• **PROBLEM DETAILS**
Write the records below out in full, character for character, with no pictures.

• **EXERCISE DATA**
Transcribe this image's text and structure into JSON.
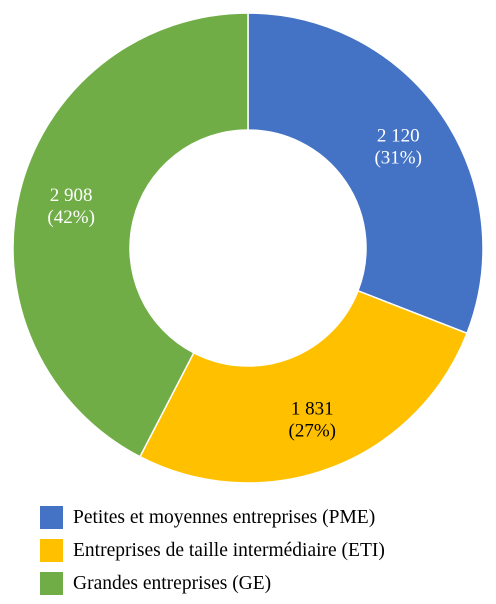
{
  "chart_data": {
    "type": "donut",
    "categories": [
      "Petites et moyennes entreprises (PME)",
      "Entreprises de taille intermédiaire (ETI)",
      "Grandes entreprises (GE)"
    ],
    "values": [
      2120,
      1831,
      2908
    ],
    "value_labels": [
      "2 120",
      "1 831",
      "2 908"
    ],
    "percent_labels": [
      "(31%)",
      "(27%)",
      "(42%)"
    ],
    "colors": [
      "#4472C4",
      "#FFC000",
      "#70AD47"
    ],
    "label_colors": [
      "#ffffff",
      "#000000",
      "#ffffff"
    ],
    "start_angle_deg": 0,
    "direction": "clockwise",
    "legend_position": "bottom"
  },
  "legend": {
    "items": [
      {
        "label": "Petites et moyennes entreprises (PME)",
        "color": "#4472C4"
      },
      {
        "label": "Entreprises de taille intermédiaire (ETI)",
        "color": "#FFC000"
      },
      {
        "label": "Grandes entreprises (GE)",
        "color": "#70AD47"
      }
    ]
  }
}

• **ANSWER BELOW**
Transcribe this image's text and structure into JSON.
{
  "chart_data": {
    "type": "donut",
    "categories": [
      "Petites et moyennes entreprises (PME)",
      "Entreprises de taille intermédiaire (ETI)",
      "Grandes entreprises (GE)"
    ],
    "values": [
      2120,
      1831,
      2908
    ],
    "value_labels": [
      "2 120",
      "1 831",
      "2 908"
    ],
    "percent_labels": [
      "(31%)",
      "(27%)",
      "(42%)"
    ],
    "colors": [
      "#4472C4",
      "#FFC000",
      "#70AD47"
    ],
    "label_colors": [
      "#ffffff",
      "#000000",
      "#ffffff"
    ],
    "start_angle_deg": 0,
    "direction": "clockwise",
    "legend_position": "bottom"
  },
  "legend": {
    "items": [
      {
        "label": "Petites et moyennes entreprises (PME)",
        "color": "#4472C4"
      },
      {
        "label": "Entreprises de taille intermédiaire (ETI)",
        "color": "#FFC000"
      },
      {
        "label": "Grandes entreprises (GE)",
        "color": "#70AD47"
      }
    ]
  }
}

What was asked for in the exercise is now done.